Exercise – Check every line of the data below for the string "الحجرات", and copy the ones that hold it.

>> BEGIN

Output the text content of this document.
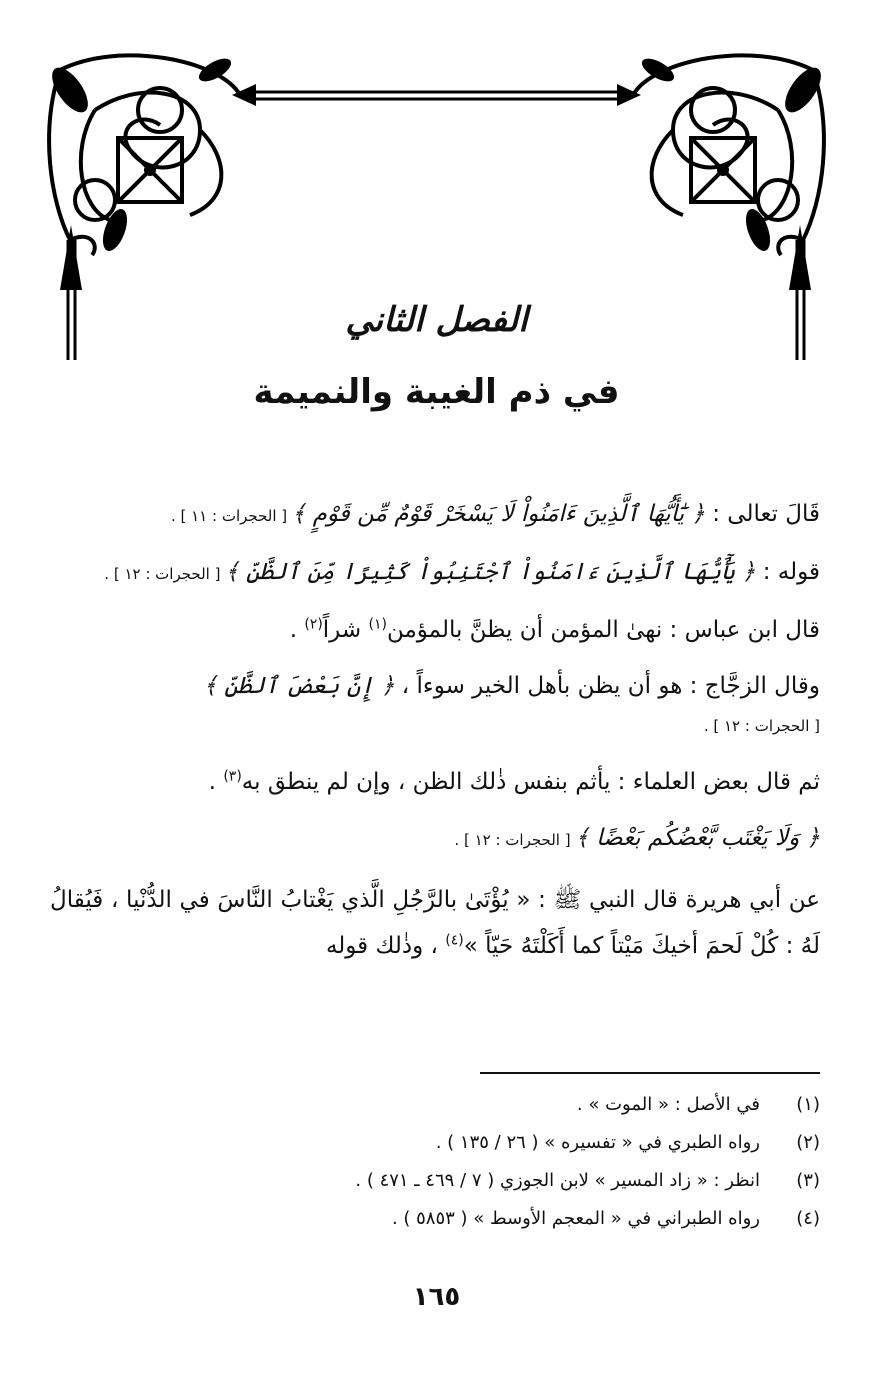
الفصل الثاني
في ذم الغيبة والنميمة

قَالَ تعالى : ﴿ يَٰٓأَيُّهَا ٱلَّذِينَ ءَامَنُواْ لَا يَسْخَرْ قَوْمٌ مِّن قَوْمٍ ﴾ [ الحجرات : ١١ ] .

قوله : ﴿ يَٰٓأَيُّهَا ٱلَّذِينَ ءَامَنُواْ ٱجْتَنِبُواْ كَثِيرًا مِّنَ ٱلظَّنِّ ﴾ [ الحجرات : ١٢ ] .

قال ابن عباس : نهىٰ المؤمن أن يظنَّ بالمؤمن$^{(١)}$ شراً$^{(٢)}$ .

وقال الزجَّاج : هو أن يظن بأهل الخير سوءاً ، ﴿ إِنَّ بَعْضَ ٱلظَّنِّ ﴾
[ الحجرات : ١٢ ] .

ثم قال بعض العلماء : يأثم بنفس ذٰلك الظن ، وإن لم ينطق به$^{(٣)}$ .

﴿ وَلَا يَغْتَب بَّعْضُكُم بَعْضًا ﴾ [ الحجرات : ١٢ ] .

عن أبي هريرة قال النبي ﷺ : « يُؤْتَىٰ بالرَّجُلِ الَّذي يَغْتابُ النَّاسَ في الدُّنْيا ، فَيُقالُ لَهُ : كُلْ لَحمَ أخيكَ مَيْتاً كما أَكَلْتَهُ حَيّاً »$^{(٤)}$ ، وذٰلك قوله

(١)
في الأصل : « الموت » .
(٢)
رواه الطبري في « تفسيره » ( ٢٦ / ١٣٥ ) .
(٣)
انظر : « زاد المسير » لابن الجوزي ( ٧ / ٤٦٩ ـ ٤٧١ ) .
(٤)
رواه الطبراني في « المعجم الأوسط » ( ٥٨٥٣ ) .
١٦٥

>> END

Response to this exercise –
قَالَ تعالى : ﴿ يَٰٓأَيُّهَا ٱلَّذِينَ ءَامَنُواْ لَا يَسْخَرْ قَوْمٌ مِّن قَوْمٍ ﴾ [ الحجرات : ١١ ] .
قوله : ﴿ يَٰٓأَيُّهَا ٱلَّذِينَ ءَامَنُواْ ٱجْتَنِبُواْ كَثِيرًا مِّنَ ٱلظَّنِّ ﴾ [ الحجرات : ١٢ ] .
[ الحجرات : ١٢ ] .
﴿ وَلَا يَغْتَب بَّعْضُكُم بَعْضًا ﴾ [ الحجرات : ١٢ ] .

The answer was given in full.